### The data
==============================

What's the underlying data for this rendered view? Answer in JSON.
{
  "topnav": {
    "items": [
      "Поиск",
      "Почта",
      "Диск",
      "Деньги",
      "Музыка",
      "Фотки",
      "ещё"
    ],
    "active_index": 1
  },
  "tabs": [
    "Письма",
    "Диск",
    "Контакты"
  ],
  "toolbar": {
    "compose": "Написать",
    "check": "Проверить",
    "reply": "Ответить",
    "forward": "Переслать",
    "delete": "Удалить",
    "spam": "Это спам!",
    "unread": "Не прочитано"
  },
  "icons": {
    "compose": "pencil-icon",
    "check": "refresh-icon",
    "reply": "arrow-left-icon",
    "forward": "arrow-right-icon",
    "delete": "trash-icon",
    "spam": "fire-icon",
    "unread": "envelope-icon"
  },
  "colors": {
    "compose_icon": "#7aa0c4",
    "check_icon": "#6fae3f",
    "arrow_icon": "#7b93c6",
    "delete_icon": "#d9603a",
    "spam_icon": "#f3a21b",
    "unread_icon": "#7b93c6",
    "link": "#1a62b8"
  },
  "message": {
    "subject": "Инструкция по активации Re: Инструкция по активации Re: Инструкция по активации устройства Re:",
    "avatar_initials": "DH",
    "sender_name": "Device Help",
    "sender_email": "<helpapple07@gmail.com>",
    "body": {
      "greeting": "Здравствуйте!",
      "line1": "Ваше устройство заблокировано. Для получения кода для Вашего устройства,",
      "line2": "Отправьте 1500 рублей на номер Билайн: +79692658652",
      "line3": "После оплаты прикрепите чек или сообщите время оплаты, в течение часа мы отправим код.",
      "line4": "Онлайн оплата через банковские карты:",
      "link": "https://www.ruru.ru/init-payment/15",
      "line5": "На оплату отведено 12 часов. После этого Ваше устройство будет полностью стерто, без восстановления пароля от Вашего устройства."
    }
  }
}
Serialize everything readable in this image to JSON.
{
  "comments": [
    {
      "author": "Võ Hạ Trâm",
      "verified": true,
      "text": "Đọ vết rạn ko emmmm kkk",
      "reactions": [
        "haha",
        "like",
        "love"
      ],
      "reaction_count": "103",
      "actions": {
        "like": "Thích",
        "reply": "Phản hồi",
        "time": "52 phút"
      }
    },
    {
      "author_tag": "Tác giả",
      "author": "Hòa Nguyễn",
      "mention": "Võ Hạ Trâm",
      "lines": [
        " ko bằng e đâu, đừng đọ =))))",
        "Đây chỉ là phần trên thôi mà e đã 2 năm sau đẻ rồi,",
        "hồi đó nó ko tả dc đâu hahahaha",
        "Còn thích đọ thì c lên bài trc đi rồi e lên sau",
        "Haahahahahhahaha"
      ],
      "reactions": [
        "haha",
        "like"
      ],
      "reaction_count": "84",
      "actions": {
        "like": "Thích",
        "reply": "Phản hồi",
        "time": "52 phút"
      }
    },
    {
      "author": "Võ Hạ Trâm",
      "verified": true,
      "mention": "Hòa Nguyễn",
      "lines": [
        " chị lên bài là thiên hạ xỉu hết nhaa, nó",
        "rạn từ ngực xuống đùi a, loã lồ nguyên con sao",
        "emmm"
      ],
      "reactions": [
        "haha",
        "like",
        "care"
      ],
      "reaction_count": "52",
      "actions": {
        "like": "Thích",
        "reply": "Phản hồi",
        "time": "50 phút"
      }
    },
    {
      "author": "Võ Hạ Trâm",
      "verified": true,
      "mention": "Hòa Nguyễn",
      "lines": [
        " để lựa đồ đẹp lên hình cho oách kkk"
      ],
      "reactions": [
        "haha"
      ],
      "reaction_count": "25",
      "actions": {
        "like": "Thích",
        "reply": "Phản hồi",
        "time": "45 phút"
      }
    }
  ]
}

==============================

### Brief
Determine the number of lines in the entries above where the string "Вашего" appears. Answer with the number alone.

### The result
2